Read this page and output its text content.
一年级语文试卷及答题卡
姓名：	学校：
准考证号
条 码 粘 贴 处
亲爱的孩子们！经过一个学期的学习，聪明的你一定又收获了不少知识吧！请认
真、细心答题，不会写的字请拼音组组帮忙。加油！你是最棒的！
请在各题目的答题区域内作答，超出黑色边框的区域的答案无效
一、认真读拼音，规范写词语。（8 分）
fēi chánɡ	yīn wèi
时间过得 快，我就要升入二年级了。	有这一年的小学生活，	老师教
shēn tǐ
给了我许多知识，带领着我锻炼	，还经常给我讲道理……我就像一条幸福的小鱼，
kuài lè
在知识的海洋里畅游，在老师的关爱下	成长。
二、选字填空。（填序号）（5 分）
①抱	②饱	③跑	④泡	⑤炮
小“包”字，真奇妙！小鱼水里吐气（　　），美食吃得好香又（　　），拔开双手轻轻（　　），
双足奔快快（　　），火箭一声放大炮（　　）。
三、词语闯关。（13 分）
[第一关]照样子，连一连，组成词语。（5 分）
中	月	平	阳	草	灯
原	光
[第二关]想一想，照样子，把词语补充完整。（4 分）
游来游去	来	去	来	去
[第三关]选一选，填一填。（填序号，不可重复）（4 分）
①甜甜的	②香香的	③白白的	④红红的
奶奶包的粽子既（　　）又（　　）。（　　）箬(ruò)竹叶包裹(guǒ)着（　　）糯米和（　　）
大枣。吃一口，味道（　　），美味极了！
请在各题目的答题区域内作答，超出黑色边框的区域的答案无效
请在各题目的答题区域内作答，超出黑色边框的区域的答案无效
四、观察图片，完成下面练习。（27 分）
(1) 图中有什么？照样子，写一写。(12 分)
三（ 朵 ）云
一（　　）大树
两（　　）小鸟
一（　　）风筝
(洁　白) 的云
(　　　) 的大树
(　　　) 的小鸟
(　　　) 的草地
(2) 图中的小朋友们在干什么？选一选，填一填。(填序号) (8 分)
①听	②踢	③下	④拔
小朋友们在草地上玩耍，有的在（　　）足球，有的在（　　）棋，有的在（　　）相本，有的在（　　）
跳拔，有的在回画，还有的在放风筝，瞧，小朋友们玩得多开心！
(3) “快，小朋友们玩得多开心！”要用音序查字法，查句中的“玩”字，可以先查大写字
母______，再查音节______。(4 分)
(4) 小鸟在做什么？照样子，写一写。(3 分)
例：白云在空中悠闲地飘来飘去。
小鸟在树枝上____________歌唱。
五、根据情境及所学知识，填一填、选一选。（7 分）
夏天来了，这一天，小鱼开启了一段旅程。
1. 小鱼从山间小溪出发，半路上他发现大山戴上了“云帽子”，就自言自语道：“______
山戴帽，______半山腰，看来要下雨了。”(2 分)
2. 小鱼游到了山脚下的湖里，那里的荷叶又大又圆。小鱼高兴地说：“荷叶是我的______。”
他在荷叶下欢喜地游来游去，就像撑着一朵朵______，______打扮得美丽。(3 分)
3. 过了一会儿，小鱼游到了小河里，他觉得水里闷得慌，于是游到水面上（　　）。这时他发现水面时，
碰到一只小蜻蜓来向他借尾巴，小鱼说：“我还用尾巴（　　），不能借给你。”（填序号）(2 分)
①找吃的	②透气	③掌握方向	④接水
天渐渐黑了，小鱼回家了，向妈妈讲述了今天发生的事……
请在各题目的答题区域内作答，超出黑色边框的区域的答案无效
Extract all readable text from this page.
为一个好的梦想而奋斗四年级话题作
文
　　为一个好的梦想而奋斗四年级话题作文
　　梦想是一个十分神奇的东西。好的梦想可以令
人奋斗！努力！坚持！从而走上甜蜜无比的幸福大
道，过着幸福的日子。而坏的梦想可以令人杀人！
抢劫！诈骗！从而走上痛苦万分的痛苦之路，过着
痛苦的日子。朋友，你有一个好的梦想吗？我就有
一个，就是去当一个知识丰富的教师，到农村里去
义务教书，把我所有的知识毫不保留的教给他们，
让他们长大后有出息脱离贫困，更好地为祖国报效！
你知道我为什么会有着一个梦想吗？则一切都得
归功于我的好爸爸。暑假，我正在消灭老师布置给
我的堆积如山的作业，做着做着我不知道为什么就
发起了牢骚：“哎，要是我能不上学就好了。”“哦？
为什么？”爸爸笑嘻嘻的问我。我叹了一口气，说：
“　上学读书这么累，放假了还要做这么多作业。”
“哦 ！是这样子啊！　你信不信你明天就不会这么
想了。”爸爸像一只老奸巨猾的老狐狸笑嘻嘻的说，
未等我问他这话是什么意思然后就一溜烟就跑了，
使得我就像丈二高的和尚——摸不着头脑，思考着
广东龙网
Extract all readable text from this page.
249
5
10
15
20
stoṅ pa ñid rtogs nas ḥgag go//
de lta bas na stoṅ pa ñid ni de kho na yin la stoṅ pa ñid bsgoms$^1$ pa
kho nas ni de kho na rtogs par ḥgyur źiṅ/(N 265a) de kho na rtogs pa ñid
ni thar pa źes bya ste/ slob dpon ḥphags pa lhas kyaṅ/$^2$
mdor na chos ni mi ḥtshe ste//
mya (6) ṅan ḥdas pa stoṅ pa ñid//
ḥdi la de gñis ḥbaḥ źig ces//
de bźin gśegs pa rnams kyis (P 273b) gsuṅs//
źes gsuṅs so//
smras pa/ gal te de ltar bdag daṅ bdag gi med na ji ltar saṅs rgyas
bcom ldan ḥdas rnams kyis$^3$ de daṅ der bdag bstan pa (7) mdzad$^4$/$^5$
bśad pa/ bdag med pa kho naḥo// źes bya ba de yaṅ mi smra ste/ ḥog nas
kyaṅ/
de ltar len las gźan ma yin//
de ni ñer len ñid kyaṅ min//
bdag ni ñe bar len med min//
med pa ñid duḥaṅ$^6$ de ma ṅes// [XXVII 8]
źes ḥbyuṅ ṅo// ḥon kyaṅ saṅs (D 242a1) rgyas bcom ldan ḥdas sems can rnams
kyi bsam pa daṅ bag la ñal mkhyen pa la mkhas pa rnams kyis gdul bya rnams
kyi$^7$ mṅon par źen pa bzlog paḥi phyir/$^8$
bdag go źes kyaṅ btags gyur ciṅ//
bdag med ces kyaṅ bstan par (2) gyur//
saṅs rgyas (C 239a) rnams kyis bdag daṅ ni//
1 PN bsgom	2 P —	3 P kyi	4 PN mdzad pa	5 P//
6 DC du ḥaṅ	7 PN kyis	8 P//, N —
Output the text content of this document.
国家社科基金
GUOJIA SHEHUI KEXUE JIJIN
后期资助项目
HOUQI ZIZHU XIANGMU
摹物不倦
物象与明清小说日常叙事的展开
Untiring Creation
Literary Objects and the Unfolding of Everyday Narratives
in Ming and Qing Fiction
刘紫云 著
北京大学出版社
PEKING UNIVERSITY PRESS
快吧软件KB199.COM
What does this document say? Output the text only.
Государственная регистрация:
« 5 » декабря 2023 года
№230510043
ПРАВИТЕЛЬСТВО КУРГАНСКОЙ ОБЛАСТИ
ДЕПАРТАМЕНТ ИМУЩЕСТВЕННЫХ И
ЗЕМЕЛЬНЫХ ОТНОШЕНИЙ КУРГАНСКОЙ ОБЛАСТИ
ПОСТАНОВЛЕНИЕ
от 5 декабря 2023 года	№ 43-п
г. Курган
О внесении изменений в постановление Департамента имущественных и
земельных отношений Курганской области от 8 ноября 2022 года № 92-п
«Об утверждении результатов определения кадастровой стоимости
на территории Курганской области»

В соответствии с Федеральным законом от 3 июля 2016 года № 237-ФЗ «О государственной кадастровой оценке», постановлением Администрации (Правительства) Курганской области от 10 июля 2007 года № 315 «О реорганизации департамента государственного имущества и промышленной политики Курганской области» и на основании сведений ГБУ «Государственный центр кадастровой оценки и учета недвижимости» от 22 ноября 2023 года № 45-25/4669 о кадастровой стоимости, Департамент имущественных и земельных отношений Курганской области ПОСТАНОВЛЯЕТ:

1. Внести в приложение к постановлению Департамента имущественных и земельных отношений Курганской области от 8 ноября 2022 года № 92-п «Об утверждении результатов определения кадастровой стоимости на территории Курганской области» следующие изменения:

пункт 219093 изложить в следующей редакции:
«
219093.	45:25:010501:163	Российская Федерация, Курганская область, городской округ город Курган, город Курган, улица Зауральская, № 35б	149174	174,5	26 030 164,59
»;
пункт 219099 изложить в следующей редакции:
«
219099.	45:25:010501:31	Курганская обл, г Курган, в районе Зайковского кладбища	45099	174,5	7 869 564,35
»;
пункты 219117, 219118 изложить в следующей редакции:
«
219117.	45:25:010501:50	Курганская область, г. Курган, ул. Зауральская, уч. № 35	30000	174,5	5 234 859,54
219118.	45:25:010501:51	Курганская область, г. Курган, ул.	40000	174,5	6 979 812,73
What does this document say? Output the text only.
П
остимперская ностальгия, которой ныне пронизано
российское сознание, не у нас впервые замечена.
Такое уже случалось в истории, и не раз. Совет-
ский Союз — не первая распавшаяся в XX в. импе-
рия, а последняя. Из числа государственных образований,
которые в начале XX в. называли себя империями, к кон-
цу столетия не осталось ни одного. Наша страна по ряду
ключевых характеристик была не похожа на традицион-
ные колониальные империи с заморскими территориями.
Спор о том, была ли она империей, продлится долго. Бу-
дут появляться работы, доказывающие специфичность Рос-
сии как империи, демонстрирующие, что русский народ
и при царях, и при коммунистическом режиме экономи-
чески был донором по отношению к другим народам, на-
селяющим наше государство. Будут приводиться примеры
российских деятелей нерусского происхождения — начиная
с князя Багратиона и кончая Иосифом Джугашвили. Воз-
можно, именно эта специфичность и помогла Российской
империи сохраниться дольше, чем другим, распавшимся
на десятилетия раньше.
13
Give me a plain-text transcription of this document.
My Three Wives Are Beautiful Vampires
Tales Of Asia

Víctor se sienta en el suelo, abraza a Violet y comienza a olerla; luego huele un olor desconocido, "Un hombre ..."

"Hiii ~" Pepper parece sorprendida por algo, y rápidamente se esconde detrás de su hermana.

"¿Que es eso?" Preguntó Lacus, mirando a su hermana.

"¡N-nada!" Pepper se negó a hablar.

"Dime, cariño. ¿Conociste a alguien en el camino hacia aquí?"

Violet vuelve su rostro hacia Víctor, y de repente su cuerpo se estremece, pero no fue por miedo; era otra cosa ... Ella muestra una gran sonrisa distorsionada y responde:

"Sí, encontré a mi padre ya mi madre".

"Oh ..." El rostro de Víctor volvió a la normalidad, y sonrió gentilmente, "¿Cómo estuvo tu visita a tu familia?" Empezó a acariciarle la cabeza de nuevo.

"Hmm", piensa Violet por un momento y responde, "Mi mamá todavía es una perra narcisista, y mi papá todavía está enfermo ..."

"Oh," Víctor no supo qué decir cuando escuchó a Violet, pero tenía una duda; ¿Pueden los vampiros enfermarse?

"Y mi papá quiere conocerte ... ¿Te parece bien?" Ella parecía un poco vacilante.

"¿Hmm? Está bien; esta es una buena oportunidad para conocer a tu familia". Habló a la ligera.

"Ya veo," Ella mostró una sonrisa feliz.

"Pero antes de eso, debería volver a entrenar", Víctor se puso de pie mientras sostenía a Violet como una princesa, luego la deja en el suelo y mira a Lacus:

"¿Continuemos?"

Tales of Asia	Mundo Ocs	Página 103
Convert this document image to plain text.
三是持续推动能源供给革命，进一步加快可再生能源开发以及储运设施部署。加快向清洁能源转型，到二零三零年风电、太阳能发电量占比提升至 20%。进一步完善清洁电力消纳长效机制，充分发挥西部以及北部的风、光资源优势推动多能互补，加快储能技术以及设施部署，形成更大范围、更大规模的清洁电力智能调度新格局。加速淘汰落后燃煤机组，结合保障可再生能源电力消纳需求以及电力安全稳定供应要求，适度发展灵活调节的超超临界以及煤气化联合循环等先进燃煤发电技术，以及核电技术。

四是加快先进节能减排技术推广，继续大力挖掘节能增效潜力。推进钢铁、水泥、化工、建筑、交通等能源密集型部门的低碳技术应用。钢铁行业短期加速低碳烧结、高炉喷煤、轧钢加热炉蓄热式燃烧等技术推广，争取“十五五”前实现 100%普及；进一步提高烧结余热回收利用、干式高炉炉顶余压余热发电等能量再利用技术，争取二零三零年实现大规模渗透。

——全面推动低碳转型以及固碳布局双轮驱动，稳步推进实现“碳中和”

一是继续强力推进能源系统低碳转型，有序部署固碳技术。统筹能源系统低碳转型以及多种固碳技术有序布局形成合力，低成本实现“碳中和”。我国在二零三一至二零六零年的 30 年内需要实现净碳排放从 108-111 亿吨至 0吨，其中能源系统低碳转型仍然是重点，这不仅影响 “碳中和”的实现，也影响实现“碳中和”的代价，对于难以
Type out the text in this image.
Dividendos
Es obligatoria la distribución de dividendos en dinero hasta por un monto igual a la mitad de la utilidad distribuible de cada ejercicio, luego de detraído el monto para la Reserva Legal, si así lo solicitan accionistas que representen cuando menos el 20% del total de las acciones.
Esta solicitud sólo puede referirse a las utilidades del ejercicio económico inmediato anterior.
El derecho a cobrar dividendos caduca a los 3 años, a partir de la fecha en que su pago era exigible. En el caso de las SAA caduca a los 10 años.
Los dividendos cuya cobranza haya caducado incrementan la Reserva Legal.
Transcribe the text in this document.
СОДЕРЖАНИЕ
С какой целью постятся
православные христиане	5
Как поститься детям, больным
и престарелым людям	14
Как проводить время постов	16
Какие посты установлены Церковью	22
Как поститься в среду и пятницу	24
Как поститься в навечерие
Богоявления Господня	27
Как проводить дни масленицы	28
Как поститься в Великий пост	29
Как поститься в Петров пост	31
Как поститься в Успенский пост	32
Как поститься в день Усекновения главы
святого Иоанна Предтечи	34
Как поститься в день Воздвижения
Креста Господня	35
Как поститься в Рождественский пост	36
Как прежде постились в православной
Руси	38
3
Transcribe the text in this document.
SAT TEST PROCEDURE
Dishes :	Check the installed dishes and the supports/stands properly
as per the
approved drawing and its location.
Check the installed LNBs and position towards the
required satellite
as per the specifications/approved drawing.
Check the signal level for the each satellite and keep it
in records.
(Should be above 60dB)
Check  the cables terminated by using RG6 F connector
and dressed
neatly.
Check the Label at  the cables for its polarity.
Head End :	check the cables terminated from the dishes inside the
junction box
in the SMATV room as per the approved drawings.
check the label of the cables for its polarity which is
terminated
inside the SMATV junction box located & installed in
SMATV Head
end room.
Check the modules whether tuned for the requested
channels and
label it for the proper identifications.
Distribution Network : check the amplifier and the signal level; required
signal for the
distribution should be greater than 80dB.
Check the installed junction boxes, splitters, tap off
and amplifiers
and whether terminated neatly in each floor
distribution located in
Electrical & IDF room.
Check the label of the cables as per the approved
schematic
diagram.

====================

*What is being asked*
All lines that include "ejercicio" are to be gathered and copied.

*Exercise solution*
Es obligatoria la distribución de dividendos en dinero hasta por un monto igual a la mitad de la utilidad distribuible de cada ejercicio, luego de detraído el monto para la Reserva Legal, si así lo solicitan accionistas que representen cuando menos el 20% del total de las acciones.
Esta solicitud sólo puede referirse a las utilidades del ejercicio económico inmediato anterior.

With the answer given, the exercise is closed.